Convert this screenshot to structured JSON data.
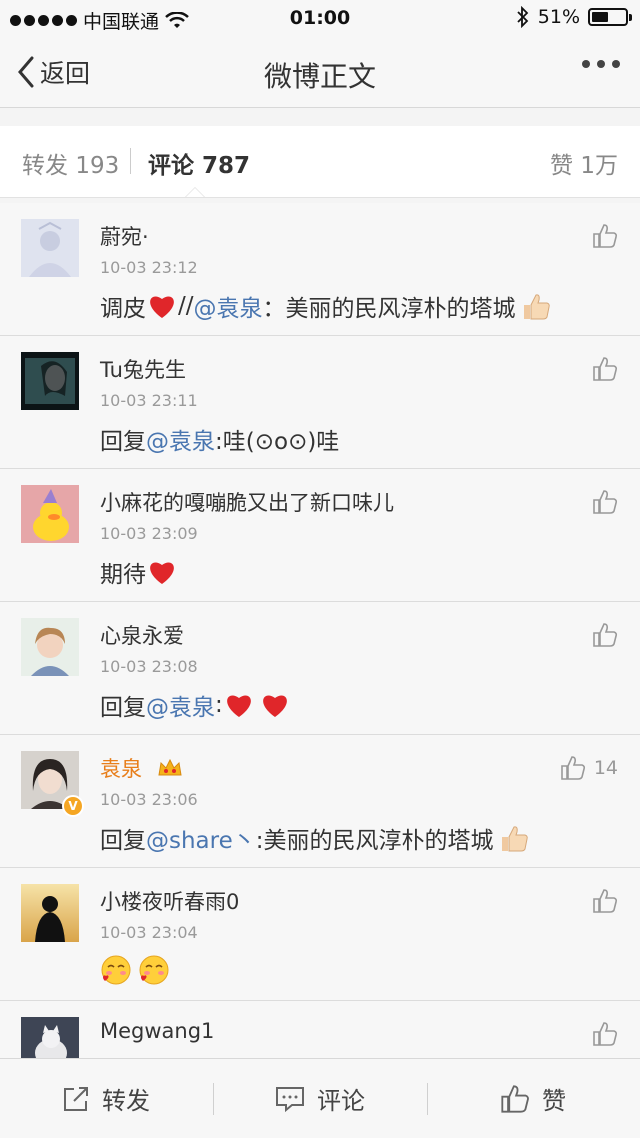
{
  "status_bar": {
    "carrier": "中国联通",
    "time": "01:00",
    "battery_text": "51%",
    "battery_level": 0.51
  },
  "nav": {
    "back_label": "返回",
    "title": "微博正文"
  },
  "tabs": {
    "repost_label": "转发",
    "repost_count": "193",
    "comment_label": "评论",
    "comment_count": "787",
    "like_label": "赞",
    "like_count": "1万"
  },
  "comments": [
    {
      "name": "蔚宛·",
      "time": "10-03 23:12",
      "text_parts": [
        "调皮",
        "//",
        "@袁泉",
        "：美丽的民风淳朴的塔城"
      ]
    },
    {
      "name": "Tu兔先生",
      "time": "10-03 23:11",
      "text_parts": [
        "回复",
        "@袁泉",
        ":哇(⊙o⊙)哇"
      ]
    },
    {
      "name": "小麻花的嘎嘣脆又出了新口味儿",
      "time": "10-03 23:09",
      "text_parts": [
        "期待"
      ]
    },
    {
      "name": "心泉永爱",
      "time": "10-03 23:08",
      "text_parts": [
        "回复",
        "@袁泉",
        ":"
      ]
    },
    {
      "name": "袁泉",
      "time": "10-03 23:06",
      "like_count": "14",
      "text_parts": [
        "回复",
        "@share丶",
        ":美丽的民风淳朴的塔城"
      ]
    },
    {
      "name": "小楼夜听春雨0",
      "time": "10-03 23:04"
    },
    {
      "name": "Megwang1"
    }
  ],
  "bottom_bar": {
    "repost_label": "转发",
    "comment_label": "评论",
    "like_label": "赞"
  },
  "colors": {
    "mention": "#4a76b0",
    "vip_name": "#e87e1a",
    "heart": "#e0262a",
    "verified_badge": "#f5a623"
  }
}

- Prompt -
Identify the lines in the entries that hold "time" and return each one.

- Final result -
    "time": "01:00",
      "time": "10-03 23:12",
      "time": "10-03 23:11",
      "time": "10-03 23:09",
      "time": "10-03 23:08",
      "time": "10-03 23:06",
      "time": "10-03 23:04"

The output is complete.